■ **What to do**
Print the entries below word for word; the pictures stay out of your copy.

▼▼▼

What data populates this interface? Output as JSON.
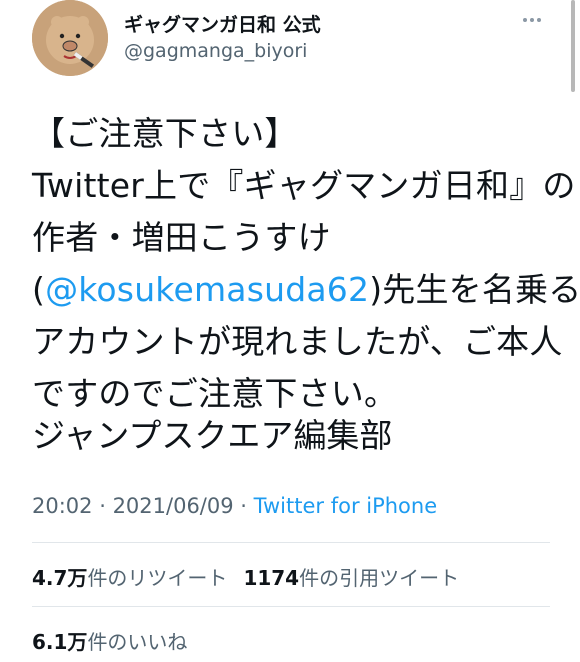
{
  "account": {
    "display_name": "ギャグマンガ日和 公式",
    "handle": "@gagmanga_biyori"
  },
  "tweet": {
    "lines": [
      "【ご注意下さい】",
      "Twitter上で『ギャグマンガ日和』の",
      "作者・増田こうすけ"
    ],
    "mention_prefix": "(",
    "mention": "@kosukemasuda62",
    "mention_suffix": ")先生を名乗る",
    "line5": "アカウントが現れましたが、ご本人",
    "line6": "ですのでご注意下さい。",
    "signature": "ジャンプスクエア編集部"
  },
  "meta": {
    "time": "20:02",
    "separator1": " · ",
    "date": "2021/06/09",
    "separator2": " · ",
    "source": "Twitter for iPhone"
  },
  "stats": {
    "retweets_count": "4.7万",
    "retweets_label": "件のリツイート",
    "quotes_count": "1174",
    "quotes_label": "件の引用ツイート",
    "likes_count": "6.1万",
    "likes_label": "件のいいね"
  },
  "icons": {
    "more": "more-dots-icon"
  }
}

▲▲▲

■ **Response to this task**
What data populates this interface? Output as JSON.
{
  "account": {
    "display_name": "ギャグマンガ日和 公式",
    "handle": "@gagmanga_biyori"
  },
  "tweet": {
    "lines": [
      "【ご注意下さい】",
      "Twitter上で『ギャグマンガ日和』の",
      "作者・増田こうすけ"
    ],
    "mention_prefix": "(",
    "mention": "@kosukemasuda62",
    "mention_suffix": ")先生を名乗る",
    "line5": "アカウントが現れましたが、ご本人",
    "line6": "ですのでご注意下さい。",
    "signature": "ジャンプスクエア編集部"
  },
  "meta": {
    "time": "20:02",
    "separator1": " · ",
    "date": "2021/06/09",
    "separator2": " · ",
    "source": "Twitter for iPhone"
  },
  "stats": {
    "retweets_count": "4.7万",
    "retweets_label": "件のリツイート",
    "quotes_count": "1174",
    "quotes_label": "件の引用ツイート",
    "likes_count": "6.1万",
    "likes_label": "件のいいね"
  },
  "icons": {
    "more": "more-dots-icon"
  }
}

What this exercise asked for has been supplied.